▶ [Records shown]:

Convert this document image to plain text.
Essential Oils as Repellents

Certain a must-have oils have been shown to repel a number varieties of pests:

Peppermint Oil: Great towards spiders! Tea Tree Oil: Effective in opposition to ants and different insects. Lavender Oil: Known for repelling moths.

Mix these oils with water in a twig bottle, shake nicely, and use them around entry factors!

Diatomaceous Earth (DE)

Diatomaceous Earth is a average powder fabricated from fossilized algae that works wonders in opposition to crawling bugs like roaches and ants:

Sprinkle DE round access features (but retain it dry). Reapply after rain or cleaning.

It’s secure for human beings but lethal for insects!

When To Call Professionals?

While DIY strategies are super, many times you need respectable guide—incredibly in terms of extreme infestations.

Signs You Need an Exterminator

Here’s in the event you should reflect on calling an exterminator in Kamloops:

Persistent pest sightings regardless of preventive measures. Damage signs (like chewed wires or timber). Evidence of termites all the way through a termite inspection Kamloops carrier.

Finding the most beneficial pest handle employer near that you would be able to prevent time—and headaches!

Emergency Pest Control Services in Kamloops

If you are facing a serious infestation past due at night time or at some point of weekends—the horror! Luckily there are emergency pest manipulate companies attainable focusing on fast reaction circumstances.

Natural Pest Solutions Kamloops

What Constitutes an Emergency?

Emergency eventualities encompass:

▶ [Your instructions]: Identify and extract each line of the listing that contains "opposition".

▶ [Worked answer]:
Peppermint Oil: Great towards spiders! Tea Tree Oil: Effective in opposition to ants and different insects. Lavender Oil: Known for repelling moths.
Diatomaceous Earth is a average powder fabricated from fossilized algae that works wonders in opposition to crawling bugs like roaches and ants:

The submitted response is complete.